- **EXERCISE AIM**: Go through the data below. Pull out every line that has the word "ylabel".

- **GIVEN ENTRIES**:
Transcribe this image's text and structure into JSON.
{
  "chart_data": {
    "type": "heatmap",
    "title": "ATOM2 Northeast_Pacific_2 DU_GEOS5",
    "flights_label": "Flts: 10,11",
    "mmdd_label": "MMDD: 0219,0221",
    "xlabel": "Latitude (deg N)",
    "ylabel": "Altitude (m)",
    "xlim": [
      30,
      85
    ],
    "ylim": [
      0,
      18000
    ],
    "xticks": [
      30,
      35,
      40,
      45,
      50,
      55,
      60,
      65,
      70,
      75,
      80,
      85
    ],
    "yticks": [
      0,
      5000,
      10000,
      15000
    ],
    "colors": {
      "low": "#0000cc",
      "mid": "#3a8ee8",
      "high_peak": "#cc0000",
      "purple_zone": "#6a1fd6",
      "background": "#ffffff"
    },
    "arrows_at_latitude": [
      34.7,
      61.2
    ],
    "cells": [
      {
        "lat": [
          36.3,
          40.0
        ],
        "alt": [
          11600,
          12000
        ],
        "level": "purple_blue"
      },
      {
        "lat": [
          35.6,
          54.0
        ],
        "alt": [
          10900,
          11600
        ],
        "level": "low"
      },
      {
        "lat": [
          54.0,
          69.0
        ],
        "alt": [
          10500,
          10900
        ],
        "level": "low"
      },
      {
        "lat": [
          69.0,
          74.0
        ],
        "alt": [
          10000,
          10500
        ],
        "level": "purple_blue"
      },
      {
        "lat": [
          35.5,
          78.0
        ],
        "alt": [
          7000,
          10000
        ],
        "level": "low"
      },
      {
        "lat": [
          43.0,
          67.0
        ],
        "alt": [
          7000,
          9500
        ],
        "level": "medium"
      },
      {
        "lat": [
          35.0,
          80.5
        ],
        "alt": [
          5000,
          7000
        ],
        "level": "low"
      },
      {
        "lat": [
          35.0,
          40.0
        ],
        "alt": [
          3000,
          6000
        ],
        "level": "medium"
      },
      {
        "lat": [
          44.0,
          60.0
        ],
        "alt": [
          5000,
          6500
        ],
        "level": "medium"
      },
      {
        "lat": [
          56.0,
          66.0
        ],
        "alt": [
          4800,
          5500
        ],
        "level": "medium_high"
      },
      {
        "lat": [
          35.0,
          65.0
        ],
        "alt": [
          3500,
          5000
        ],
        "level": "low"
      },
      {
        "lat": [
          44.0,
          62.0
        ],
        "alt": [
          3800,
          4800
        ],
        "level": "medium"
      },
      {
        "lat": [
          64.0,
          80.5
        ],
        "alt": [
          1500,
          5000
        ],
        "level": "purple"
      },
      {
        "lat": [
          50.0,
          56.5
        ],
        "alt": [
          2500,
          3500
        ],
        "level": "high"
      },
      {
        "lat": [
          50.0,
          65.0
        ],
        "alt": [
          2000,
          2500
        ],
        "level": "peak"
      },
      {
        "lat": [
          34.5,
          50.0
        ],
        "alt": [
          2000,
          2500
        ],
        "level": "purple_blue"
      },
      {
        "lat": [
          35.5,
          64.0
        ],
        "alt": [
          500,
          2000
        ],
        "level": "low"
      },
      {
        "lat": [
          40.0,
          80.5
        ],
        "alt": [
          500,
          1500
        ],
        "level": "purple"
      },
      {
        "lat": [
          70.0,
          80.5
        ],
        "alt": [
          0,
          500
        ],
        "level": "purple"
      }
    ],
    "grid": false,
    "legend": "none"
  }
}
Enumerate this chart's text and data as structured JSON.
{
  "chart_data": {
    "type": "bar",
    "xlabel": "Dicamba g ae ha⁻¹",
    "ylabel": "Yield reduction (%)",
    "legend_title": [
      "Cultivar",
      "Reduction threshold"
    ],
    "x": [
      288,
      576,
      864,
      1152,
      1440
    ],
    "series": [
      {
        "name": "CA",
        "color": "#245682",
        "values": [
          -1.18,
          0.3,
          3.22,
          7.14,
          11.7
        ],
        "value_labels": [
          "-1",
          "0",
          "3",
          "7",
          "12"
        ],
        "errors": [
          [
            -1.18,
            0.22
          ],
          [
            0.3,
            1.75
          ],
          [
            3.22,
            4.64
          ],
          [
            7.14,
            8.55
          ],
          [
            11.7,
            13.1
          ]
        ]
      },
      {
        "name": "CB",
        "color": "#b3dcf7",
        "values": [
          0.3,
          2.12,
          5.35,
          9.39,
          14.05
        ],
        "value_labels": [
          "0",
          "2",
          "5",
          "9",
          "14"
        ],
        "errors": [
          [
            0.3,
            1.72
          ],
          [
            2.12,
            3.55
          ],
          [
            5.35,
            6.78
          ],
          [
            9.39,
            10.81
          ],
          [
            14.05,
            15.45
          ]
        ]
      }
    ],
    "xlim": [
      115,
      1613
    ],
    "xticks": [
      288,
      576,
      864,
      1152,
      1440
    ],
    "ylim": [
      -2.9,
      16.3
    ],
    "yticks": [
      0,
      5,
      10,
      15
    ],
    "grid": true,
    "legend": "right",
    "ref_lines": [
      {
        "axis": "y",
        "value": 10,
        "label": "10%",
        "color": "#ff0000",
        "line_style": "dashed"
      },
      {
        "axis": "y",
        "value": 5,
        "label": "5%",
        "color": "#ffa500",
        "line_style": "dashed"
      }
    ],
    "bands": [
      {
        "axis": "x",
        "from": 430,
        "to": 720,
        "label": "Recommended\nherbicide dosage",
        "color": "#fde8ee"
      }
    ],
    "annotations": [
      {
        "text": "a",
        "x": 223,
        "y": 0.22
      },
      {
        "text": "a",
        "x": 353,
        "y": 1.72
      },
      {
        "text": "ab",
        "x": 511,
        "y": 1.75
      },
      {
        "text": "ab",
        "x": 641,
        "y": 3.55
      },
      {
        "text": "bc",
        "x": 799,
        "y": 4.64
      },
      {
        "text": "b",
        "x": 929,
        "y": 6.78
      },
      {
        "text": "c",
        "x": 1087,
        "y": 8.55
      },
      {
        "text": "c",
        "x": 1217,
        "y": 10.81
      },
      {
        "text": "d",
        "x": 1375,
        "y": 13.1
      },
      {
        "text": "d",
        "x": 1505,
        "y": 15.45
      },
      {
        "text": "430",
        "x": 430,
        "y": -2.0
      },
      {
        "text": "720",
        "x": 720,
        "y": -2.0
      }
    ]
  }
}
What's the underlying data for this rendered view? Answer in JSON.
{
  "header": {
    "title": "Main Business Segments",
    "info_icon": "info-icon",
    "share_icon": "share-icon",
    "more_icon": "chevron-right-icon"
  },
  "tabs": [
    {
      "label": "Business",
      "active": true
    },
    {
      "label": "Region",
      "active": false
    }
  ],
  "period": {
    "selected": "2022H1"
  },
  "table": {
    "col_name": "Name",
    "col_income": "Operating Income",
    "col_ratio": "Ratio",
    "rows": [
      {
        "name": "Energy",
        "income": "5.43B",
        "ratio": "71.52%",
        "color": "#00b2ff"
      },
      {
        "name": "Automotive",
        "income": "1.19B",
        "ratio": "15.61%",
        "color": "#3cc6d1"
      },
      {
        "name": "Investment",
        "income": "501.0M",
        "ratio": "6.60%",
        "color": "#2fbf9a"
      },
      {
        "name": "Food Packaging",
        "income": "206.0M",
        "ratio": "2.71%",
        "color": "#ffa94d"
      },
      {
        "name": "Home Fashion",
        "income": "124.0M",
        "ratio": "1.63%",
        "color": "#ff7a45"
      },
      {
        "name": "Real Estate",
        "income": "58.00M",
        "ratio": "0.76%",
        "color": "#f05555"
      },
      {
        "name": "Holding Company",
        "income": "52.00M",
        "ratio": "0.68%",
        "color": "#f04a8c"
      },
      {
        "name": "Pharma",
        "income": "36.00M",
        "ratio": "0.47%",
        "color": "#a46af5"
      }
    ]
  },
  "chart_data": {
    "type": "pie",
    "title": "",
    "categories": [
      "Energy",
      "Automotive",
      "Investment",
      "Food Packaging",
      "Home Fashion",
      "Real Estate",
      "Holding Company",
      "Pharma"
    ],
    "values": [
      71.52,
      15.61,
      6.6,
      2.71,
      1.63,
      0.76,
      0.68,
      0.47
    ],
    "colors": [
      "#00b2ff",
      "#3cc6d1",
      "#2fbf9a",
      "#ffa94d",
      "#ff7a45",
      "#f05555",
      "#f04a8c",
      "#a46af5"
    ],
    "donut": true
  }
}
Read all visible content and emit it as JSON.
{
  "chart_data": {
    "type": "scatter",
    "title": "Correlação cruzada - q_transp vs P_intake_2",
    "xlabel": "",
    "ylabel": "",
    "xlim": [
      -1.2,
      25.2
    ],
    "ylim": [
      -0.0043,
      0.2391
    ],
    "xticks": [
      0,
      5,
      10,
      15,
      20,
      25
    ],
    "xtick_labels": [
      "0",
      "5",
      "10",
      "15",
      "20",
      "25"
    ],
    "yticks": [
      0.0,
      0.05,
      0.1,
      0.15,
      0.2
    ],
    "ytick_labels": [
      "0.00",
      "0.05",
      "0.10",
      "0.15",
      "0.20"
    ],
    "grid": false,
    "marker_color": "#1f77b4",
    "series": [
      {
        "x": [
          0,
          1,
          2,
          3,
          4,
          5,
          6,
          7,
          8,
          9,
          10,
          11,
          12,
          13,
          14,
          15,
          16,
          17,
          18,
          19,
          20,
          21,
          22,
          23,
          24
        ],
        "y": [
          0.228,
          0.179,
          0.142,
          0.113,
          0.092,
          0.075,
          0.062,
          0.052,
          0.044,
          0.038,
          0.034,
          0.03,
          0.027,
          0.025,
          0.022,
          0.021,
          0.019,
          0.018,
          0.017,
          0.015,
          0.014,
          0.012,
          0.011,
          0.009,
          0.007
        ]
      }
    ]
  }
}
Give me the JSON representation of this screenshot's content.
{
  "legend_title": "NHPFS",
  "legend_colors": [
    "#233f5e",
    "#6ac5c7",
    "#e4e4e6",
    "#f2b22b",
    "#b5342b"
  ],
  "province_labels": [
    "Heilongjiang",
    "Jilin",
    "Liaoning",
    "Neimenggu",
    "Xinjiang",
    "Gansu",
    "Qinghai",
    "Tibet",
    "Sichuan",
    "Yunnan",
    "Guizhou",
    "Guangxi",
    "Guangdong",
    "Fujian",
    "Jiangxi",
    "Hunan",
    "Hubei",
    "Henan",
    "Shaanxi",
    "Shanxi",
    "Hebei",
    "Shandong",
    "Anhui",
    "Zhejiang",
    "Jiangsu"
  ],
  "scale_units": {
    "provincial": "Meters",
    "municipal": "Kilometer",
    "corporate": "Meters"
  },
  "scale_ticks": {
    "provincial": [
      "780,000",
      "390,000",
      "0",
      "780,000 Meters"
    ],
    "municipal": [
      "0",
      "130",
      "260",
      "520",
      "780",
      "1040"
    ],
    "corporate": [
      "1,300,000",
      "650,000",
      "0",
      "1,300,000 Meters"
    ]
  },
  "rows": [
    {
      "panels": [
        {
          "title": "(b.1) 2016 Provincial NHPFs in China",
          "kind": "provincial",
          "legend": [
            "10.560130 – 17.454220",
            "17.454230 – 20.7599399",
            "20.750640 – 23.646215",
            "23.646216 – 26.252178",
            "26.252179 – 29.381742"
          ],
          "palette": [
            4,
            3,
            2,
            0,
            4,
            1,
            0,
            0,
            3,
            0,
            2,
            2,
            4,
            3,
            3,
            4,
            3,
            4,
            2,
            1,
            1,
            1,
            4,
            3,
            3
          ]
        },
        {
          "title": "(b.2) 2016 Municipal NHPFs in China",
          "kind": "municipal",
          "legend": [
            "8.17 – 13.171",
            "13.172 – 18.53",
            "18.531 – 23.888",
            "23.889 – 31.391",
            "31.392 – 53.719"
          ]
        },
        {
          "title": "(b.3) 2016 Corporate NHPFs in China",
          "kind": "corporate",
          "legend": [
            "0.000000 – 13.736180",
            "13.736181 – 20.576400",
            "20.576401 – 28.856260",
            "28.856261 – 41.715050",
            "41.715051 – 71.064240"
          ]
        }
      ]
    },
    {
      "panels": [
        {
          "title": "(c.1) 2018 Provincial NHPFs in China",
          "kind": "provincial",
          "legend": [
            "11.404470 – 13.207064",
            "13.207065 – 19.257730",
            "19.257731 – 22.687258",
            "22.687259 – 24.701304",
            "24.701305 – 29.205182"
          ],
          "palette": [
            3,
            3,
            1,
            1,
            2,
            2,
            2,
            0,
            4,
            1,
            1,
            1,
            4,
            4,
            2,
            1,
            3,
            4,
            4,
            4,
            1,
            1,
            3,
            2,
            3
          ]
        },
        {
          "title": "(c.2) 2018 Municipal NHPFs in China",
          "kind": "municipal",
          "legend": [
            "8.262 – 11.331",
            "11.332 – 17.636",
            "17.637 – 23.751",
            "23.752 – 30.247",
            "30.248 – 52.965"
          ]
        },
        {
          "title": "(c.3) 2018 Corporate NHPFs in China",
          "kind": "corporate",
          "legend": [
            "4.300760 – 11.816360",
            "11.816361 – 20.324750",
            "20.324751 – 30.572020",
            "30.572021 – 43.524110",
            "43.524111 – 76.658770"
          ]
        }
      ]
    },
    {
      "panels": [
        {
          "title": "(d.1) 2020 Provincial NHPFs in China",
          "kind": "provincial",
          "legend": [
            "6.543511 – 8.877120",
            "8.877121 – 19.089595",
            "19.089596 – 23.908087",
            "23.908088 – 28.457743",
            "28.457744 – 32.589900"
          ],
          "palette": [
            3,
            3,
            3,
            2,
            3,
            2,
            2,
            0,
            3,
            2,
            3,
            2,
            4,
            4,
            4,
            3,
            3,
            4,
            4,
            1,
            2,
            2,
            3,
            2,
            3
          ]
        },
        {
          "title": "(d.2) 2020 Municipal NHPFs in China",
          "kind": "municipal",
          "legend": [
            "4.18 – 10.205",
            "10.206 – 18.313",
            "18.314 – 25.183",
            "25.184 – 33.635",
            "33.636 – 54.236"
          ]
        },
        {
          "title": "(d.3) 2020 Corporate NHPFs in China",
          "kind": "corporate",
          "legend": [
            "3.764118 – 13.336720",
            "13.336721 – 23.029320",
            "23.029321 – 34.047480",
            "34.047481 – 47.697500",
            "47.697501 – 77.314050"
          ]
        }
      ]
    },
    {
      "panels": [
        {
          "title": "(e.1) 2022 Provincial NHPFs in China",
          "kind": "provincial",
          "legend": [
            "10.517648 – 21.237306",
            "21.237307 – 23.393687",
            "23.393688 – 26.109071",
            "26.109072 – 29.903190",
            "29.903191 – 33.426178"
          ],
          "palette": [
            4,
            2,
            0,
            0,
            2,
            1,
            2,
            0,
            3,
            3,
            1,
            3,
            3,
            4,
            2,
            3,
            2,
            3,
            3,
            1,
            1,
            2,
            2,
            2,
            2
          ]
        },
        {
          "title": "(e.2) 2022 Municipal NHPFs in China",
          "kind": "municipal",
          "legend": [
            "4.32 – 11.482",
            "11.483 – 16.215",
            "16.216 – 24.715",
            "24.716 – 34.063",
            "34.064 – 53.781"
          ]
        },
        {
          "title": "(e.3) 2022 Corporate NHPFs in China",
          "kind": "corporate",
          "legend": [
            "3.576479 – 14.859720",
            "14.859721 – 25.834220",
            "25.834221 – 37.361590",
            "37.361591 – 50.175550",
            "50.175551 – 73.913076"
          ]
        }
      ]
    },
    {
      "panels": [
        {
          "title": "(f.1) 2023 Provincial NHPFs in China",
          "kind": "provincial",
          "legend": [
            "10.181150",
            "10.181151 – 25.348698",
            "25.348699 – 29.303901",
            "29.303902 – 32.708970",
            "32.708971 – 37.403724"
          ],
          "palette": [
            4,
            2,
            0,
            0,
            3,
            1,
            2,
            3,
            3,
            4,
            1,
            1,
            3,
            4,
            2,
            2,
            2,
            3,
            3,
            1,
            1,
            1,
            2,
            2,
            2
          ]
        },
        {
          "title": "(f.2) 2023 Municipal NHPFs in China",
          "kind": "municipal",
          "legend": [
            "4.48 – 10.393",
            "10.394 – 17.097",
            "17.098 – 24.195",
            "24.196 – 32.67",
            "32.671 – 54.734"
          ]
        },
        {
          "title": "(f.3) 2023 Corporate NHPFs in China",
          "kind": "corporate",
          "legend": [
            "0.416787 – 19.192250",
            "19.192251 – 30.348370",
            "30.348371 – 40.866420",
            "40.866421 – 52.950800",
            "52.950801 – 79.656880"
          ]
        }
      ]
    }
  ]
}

- **TASK RESULT**:
    "ylabel": "Altitude (m)",
    "ylabel": "Yield reduction (%)",
    "ylabel": "",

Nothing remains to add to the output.